Begin
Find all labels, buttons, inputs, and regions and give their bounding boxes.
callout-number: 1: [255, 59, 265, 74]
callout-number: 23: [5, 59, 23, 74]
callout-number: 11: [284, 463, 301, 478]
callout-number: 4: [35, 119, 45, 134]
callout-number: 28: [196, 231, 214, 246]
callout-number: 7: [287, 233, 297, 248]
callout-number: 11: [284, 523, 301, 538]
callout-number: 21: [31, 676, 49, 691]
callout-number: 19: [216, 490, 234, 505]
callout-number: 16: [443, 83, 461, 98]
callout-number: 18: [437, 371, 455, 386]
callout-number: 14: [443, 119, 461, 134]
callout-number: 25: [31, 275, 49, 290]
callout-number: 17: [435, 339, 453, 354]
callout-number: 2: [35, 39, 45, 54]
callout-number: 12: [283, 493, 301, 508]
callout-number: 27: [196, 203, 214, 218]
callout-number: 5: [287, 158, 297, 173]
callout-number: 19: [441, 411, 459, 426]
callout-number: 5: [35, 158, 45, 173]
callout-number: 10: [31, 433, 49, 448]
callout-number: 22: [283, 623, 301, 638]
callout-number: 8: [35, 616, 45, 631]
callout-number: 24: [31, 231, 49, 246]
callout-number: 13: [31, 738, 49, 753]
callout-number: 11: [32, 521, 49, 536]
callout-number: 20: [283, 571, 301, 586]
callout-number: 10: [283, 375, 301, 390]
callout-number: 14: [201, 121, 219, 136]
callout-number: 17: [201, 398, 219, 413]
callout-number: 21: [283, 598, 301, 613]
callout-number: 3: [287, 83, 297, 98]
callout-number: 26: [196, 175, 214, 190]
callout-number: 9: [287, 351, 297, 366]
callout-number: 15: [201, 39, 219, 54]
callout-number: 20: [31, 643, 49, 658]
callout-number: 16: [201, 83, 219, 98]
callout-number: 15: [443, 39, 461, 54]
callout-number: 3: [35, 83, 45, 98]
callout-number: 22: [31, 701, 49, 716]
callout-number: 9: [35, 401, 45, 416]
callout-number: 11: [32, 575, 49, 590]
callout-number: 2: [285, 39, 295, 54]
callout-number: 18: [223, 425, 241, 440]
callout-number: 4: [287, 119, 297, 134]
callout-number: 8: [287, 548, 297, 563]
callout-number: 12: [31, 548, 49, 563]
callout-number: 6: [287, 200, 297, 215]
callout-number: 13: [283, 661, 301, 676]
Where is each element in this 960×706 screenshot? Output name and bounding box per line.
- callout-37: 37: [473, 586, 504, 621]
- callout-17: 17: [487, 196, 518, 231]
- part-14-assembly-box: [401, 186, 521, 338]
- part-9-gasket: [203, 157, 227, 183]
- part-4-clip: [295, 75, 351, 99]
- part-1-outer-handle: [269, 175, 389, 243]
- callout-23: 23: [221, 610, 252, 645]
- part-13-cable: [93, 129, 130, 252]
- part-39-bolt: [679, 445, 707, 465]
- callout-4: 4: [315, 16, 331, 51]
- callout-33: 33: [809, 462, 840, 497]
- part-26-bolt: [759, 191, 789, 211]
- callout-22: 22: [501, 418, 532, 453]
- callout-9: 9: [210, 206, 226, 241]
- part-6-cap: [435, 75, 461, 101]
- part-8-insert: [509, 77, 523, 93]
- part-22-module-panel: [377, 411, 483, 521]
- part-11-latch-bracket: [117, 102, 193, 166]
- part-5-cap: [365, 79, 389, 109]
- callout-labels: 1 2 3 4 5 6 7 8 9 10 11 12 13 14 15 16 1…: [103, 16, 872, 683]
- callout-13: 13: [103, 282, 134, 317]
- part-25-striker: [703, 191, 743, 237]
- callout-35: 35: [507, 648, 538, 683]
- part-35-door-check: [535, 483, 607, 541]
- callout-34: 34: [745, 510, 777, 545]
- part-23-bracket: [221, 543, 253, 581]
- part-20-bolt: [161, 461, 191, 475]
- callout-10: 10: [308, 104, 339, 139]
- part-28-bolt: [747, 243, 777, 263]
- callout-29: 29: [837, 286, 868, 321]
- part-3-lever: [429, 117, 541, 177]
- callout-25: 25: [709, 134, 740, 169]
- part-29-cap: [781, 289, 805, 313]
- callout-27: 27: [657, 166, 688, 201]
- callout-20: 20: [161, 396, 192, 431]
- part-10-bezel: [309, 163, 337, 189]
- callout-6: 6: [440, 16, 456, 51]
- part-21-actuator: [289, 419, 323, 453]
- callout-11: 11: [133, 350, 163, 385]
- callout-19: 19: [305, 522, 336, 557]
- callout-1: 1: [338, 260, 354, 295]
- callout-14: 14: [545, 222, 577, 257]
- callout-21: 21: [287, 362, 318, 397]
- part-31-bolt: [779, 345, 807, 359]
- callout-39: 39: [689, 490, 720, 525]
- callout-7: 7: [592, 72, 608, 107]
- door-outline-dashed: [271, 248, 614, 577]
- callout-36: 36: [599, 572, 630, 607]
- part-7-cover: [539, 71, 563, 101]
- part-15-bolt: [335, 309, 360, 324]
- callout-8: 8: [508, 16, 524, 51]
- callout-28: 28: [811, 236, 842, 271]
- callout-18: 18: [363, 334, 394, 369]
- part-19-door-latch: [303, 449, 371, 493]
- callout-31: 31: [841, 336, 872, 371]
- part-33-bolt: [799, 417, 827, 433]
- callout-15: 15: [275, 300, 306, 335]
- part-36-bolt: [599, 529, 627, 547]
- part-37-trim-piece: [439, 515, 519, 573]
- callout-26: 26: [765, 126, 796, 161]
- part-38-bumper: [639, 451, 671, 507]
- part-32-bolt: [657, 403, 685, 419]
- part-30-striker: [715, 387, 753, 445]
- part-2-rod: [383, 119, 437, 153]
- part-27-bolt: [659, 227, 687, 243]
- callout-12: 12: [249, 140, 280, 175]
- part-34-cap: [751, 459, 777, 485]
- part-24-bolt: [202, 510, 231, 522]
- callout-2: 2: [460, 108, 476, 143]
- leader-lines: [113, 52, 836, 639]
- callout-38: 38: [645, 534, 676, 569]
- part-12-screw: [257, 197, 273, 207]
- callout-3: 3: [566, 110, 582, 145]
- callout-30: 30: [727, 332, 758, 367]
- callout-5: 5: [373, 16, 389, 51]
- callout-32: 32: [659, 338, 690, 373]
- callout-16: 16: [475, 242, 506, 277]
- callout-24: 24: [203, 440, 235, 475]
End
__STATED PROBLEM__
Turn every line above into a JSON array of strings, one string per line, leaving out blank lines.

__REPLY TO THE EXERCISE__
[
  "Find all labels, buttons, inputs, and regions and give their bounding boxes.",
  "callout-number: 1: [255, 59, 265, 74]",
  "callout-number: 23: [5, 59, 23, 74]",
  "callout-number: 11: [284, 463, 301, 478]",
  "callout-number: 4: [35, 119, 45, 134]",
  "callout-number: 28: [196, 231, 214, 246]",
  "callout-number: 7: [287, 233, 297, 248]",
  "callout-number: 11: [284, 523, 301, 538]",
  "callout-number: 21: [31, 676, 49, 691]",
  "callout-number: 19: [216, 490, 234, 505]",
  "callout-number: 16: [443, 83, 461, 98]",
  "callout-number: 18: [437, 371, 455, 386]",
  "callout-number: 14: [443, 119, 461, 134]",
  "callout-number: 25: [31, 275, 49, 290]",
  "callout-number: 17: [435, 339, 453, 354]",
  "callout-number: 2: [35, 39, 45, 54]",
  "callout-number: 12: [283, 493, 301, 508]",
  "callout-number: 27: [196, 203, 214, 218]",
  "callout-number: 5: [287, 158, 297, 173]",
  "callout-number: 19: [441, 411, 459, 426]",
  "callout-number: 5: [35, 158, 45, 173]",
  "callout-number: 10: [31, 433, 49, 448]",
  "callout-number: 22: [283, 623, 301, 638]",
  "callout-number: 8: [35, 616, 45, 631]",
  "callout-number: 24: [31, 231, 49, 246]",
  "callout-number: 13: [31, 738, 49, 753]",
  "callout-number: 11: [32, 521, 49, 536]",
  "callout-number: 20: [283, 571, 301, 586]",
  "callout-number: 10: [283, 375, 301, 390]",
  "callout-number: 14: [201, 121, 219, 136]",
  "callout-number: 17: [201, 398, 219, 413]",
  "callout-number: 21: [283, 598, 301, 613]",
  "callout-number: 3: [287, 83, 297, 98]",
  "callout-number: 26: [196, 175, 214, 190]",
  "callout-number: 9: [287, 351, 297, 366]",
  "callout-number: 15: [201, 39, 219, 54]",
  "callout-number: 20: [31, 643, 49, 658]",
  "callout-number: 16: [201, 83, 219, 98]",
  "callout-number: 15: [443, 39, 461, 54]",
  "callout-number: 3: [35, 83, 45, 98]",
  "callout-number: 22: [31, 701, 49, 716]",
  "callout-number: 9: [35, 401, 45, 416]",
  "callout-number: 11: [32, 575, 49, 590]",
  "callout-number: 2: [285, 39, 295, 54]",
  "callout-number: 18: [223, 425, 241, 440]",
  "callout-number: 4: [287, 119, 297, 134]",
  "callout-number: 8: [287, 548, 297, 563]",
  "callout-number: 12: [31, 548, 49, 563]",
  "callout-number: 6: [287, 200, 297, 215]",
  "callout-number: 13: [283, 661, 301, 676]",
  "Where is each element in this 960×706 screenshot? Output name and bounding box per line.",
  "- callout-37: 37: [473, 586, 504, 621]",
  "- callout-17: 17: [487, 196, 518, 231]",
  "- part-14-assembly-box: [401, 186, 521, 338]",
  "- part-9-gasket: [203, 157, 227, 183]",
  "- part-4-clip: [295, 75, 351, 99]",
  "- part-1-outer-handle: [269, 175, 389, 243]",
  "- callout-23: 23: [221, 610, 252, 645]",
  "- part-13-cable: [93, 129, 130, 252]",
  "- part-39-bolt: [679, 445, 707, 465]",
  "- callout-4: 4: [315, 16, 331, 51]",
  "- callout-33: 33: [809, 462, 840, 497]",
  "- part-26-bolt: [759, 191, 789, 211]",
  "- callout-22: 22: [501, 418, 532, 453]",
  "- callout-9: 9: [210, 206, 226, 241]",
  "- part-6-cap: [435, 75, 461, 101]",
  "- part-8-insert: [509, 77, 523, 93]",
  "- part-22-module-panel: [377, 411, 483, 521]",
  "- part-11-latch-bracket: [117, 102, 193, 166]",
  "- part-5-cap: [365, 79, 389, 109]",
  "- callout-labels: 1 2 3 4 5 6 7 8 9 10 11 12 13 14 15 16 1…: [103, 16, 872, 683]",
  "- callout-13: 13: [103, 282, 134, 317]",
  "- part-25-striker: [703, 191, 743, 237]",
  "- callout-35: 35: [507, 648, 538, 683]",
  "- part-35-door-check: [535, 483, 607, 541]",
  "- callout-34: 34: [745, 510, 777, 545]",
  "- part-23-bracket: [221, 543, 253, 581]",
  "- part-20-bolt: [161, 461, 191, 475]",
  "- callout-10: 10: [308, 104, 339, 139]",
  "- part-28-bolt: [747, 243, 777, 263]",
  "- callout-29: 29: [837, 286, 868, 321]",
  "- part-3-lever: [429, 117, 541, 177]",
  "- callout-25: 25: [709, 134, 740, 169]",
  "- part-29-cap: [781, 289, 805, 313]",
  "- callout-27: 27: [657, 166, 688, 201]",
  "- callout-20: 20: [161, 396, 192, 431]",
  "- part-10-bezel: [309, 163, 337, 189]",
  "- callout-6: 6: [440, 16, 456, 51]",
  "- part-21-actuator: [289, 419, 323, 453]",
  "- callout-11: 11: [133, 350, 163, 385]",
  "- callout-19: 19: [305, 522, 336, 557]",
  "- callout-1: 1: [338, 260, 354, 295]",
  "- callout-14: 14: [545, 222, 577, 257]",
  "- callout-21: 21: [287, 362, 318, 397]",
  "- part-31-bolt: [779, 345, 807, 359]",
  "- callout-39: 39: [689, 490, 720, 525]",
  "- callout-7: 7: [592, 72, 608, 107]",
  "- door-outline-dashed: [271, 248, 614, 577]",
  "- callout-36: 36: [599, 572, 630, 607]",
  "- part-7-cover: [539, 71, 563, 101]",
  "- part-15-bolt: [335, 309, 360, 324]",
  "- callout-8: 8: [508, 16, 524, 51]",
  "- callout-28: 28: [811, 236, 842, 271]",
  "- callout-18: 18: [363, 334, 394, 369]",
  "- part-19-door-latch: [303, 449, 371, 493]",
  "- callout-31: 31: [841, 336, 872, 371]",
  "- part-33-bolt: [799, 417, 827, 433]",
  "- callout-15: 15: [275, 300, 306, 335]",
  "- part-36-bolt: [599, 529, 627, 547]",
  "- part-37-trim-piece: [439, 515, 519, 573]",
  "- callout-26: 26: [765, 126, 796, 161]",
  "- part-38-bumper: [639, 451, 671, 507]",
  "- part-32-bolt: [657, 403, 685, 419]",
  "- part-30-striker: [715, 387, 753, 445]",
  "- part-2-rod: [383, 119, 437, 153]",
  "- part-27-bolt: [659, 227, 687, 243]",
  "- callout-12: 12: [249, 140, 280, 175]",
  "- part-34-cap: [751, 459, 777, 485]",
  "- part-24-bolt: [202, 510, 231, 522]",
  "- callout-2: 2: [460, 108, 476, 143]",
  "- leader-lines: [113, 52, 836, 639]",
  "- callout-38: 38: [645, 534, 676, 569]",
  "- part-12-screw: [257, 197, 273, 207]",
  "- callout-3: 3: [566, 110, 582, 145]",
  "- callout-30: 30: [727, 332, 758, 367]",
  "- callout-5: 5: [373, 16, 389, 51]",
  "- callout-32: 32: [659, 338, 690, 373]",
  "- callout-16: 16: [475, 242, 506, 277]",
  "- callout-24: 24: [203, 440, 235, 475]"
]